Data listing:

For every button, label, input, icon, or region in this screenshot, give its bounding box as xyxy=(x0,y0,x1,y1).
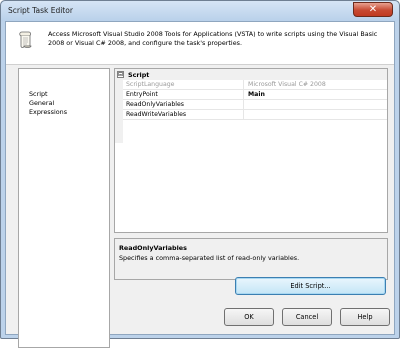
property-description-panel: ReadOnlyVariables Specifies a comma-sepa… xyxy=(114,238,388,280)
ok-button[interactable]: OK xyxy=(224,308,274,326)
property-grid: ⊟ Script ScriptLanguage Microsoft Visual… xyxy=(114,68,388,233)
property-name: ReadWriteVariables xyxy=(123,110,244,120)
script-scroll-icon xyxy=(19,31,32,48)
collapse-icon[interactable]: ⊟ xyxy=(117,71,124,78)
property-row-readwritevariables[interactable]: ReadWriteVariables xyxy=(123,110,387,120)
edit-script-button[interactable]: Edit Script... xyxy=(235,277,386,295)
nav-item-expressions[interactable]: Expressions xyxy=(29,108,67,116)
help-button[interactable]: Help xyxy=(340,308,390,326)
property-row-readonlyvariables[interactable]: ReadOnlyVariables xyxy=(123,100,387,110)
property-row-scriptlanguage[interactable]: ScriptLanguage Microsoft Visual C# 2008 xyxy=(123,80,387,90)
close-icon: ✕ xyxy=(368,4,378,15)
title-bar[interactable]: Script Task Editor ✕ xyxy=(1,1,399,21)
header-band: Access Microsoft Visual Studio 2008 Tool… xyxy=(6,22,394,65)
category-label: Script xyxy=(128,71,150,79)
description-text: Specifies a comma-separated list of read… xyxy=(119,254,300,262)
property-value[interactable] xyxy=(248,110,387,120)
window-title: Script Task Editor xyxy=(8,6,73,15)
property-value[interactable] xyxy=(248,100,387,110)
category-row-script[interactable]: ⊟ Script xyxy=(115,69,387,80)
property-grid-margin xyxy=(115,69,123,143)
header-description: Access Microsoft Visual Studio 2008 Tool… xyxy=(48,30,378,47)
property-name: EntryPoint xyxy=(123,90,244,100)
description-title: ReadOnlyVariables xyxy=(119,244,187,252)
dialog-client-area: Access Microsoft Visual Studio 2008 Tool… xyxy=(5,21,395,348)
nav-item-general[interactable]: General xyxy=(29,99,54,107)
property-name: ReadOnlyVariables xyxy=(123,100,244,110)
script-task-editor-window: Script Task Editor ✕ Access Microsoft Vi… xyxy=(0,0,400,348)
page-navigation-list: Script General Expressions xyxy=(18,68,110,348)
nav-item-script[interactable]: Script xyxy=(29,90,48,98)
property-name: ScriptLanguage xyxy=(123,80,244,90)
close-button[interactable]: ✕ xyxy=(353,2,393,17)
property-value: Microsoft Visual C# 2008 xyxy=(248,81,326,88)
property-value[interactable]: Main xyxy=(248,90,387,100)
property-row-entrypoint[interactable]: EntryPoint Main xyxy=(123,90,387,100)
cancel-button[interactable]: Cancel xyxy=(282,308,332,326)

EXERCISE DETAILS |
Select and copy every line above that holds the word "Access".

OUTPUT |
header-band: Access Microsoft Visual Studio 2008 Tool… xyxy=(6,22,394,65)
header-description: Access Microsoft Visual Studio 2008 Tool… xyxy=(48,30,378,47)
dialog-client-area: Access Microsoft Visual Studio 2008 Tool… xyxy=(5,21,395,348)
script-task-editor-window: Script Task Editor ✕ Access Microsoft Vi… xyxy=(0,0,400,348)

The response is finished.